» SET TASK: Go through the data below. List every line that holds the word "color".
************
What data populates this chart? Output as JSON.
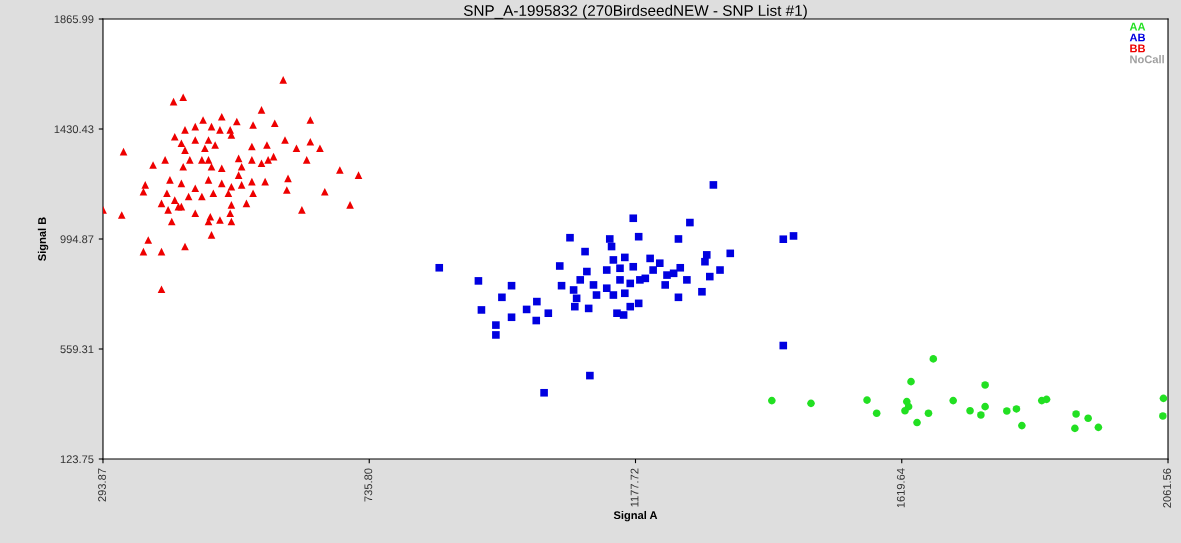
{
  "chart_data": {
    "type": "scatter",
    "title": "SNP_A-1995832 (270BirdseedNEW - SNP List #1)",
    "xlabel": "Signal A",
    "ylabel": "Signal B",
    "xlim": [
      293.87,
      2061.56
    ],
    "xticks": [
      293.87,
      {
        "value": 735.8,
        "label": "735.80"
      },
      1177.72,
      1619.64,
      2061.56
    ],
    "ylim": [
      123.75,
      1865.99
    ],
    "yticks": [
      123.75,
      559.31,
      994.87,
      1430.43,
      1865.99
    ],
    "grid": false,
    "legend": "top right",
    "series": [
      {
        "name": "AA",
        "color": "#22e022",
        "marker": "circle",
        "x": [
          1404,
          1469,
          1562,
          1578,
          1672,
          1635,
          1628,
          1631,
          1625,
          1645,
          1664,
          1705,
          1758,
          1733,
          1758,
          1751,
          1794,
          1810,
          1819,
          1852,
          1860,
          1909,
          1929,
          1907,
          1946,
          2054,
          2053
        ],
        "values": [
          355,
          344,
          357,
          305,
          520,
          430,
          351,
          331,
          315,
          268,
          305,
          355,
          417,
          315,
          331,
          298,
          314,
          322,
          256,
          355,
          360,
          302,
          285,
          245,
          249,
          364,
          294
        ]
      },
      {
        "name": "AB",
        "color": "#0000e0",
        "marker": "square",
        "x": [
          1307,
          1174,
          1268,
          1069,
          1135,
          1183,
          1249,
          1138,
          1094,
          1423,
          1440,
          1335,
          1296,
          852,
          1052,
          1141,
          1160,
          1202,
          1218,
          1252,
          1174,
          1293,
          1318,
          917,
          972,
          1097,
          1086,
          1108,
          1130,
          1152,
          1169,
          1185,
          1207,
          1230,
          1241,
          1263,
          1301,
          1227,
          1055,
          956,
          1075,
          1080,
          1113,
          1141,
          1160,
          1249,
          1288,
          922,
          997,
          1014,
          1033,
          1077,
          1100,
          1147,
          1158,
          1183,
          1169,
          972,
          1013,
          946,
          946,
          1423,
          1102,
          1026,
          1194,
          1130,
          1152
        ],
        "values": [
          1209,
          1077,
          1060,
          1000,
          995,
          1004,
          995,
          965,
          945,
          994,
          1007,
          938,
          932,
          881,
          888,
          912,
          922,
          918,
          899,
          881,
          885,
          905,
          872,
          829,
          810,
          866,
          833,
          813,
          800,
          833,
          819,
          833,
          872,
          852,
          859,
          833,
          846,
          813,
          810,
          764,
          793,
          760,
          773,
          773,
          780,
          764,
          786,
          714,
          716,
          747,
          701,
          727,
          720,
          701,
          694,
          740,
          727,
          685,
          672,
          654,
          615,
          573,
          454,
          386,
          839,
          872,
          879
        ]
      },
      {
        "name": "BB",
        "color": "#ee0000",
        "marker": "triangle",
        "x": [
          593,
          411,
          427,
          557,
          638,
          491,
          516,
          543,
          579,
          460,
          447,
          430,
          474,
          488,
          505,
          413,
          424,
          447,
          469,
          507,
          328,
          596,
          615,
          638,
          654,
          541,
          566,
          577,
          463,
          480,
          430,
          377,
          397,
          427,
          438,
          458,
          474,
          491,
          519,
          524,
          541,
          557,
          568,
          632,
          687,
          718,
          364,
          405,
          424,
          447,
          469,
          491,
          507,
          524,
          541,
          563,
          601,
          599,
          662,
          361,
          400,
          413,
          436,
          458,
          477,
          502,
          543,
          294,
          325,
          402,
          424,
          447,
          472,
          505,
          507,
          532,
          624,
          704,
          408,
          469,
          391,
          507,
          488,
          369,
          361,
          391,
          430,
          474,
          391,
          469,
          419,
          519
        ],
        "values": [
          1625,
          1539,
          1556,
          1506,
          1466,
          1479,
          1460,
          1446,
          1453,
          1466,
          1440,
          1427,
          1440,
          1427,
          1427,
          1400,
          1374,
          1387,
          1387,
          1407,
          1341,
          1387,
          1354,
          1380,
          1354,
          1361,
          1367,
          1321,
          1354,
          1367,
          1347,
          1288,
          1308,
          1281,
          1308,
          1308,
          1281,
          1275,
          1314,
          1281,
          1308,
          1295,
          1308,
          1308,
          1268,
          1248,
          1209,
          1229,
          1215,
          1196,
          1229,
          1215,
          1202,
          1209,
          1222,
          1222,
          1235,
          1189,
          1182,
          1182,
          1176,
          1149,
          1163,
          1163,
          1176,
          1176,
          1176,
          1110,
          1090,
          1110,
          1123,
          1097,
          1083,
          1097,
          1064,
          1136,
          1110,
          1130,
          1064,
          1064,
          1136,
          1130,
          1070,
          991,
          945,
          945,
          965,
          1011,
          796,
          1308,
          1123,
          1248
        ]
      },
      {
        "name": "NoCall",
        "color": "#a0a0a0",
        "marker": "circle"
      }
    ]
  }
}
************
» RESPONSE TO THIS TASK:
        "color": "#22e022",
        "color": "#0000e0",
        "color": "#ee0000",
        "color": "#a0a0a0",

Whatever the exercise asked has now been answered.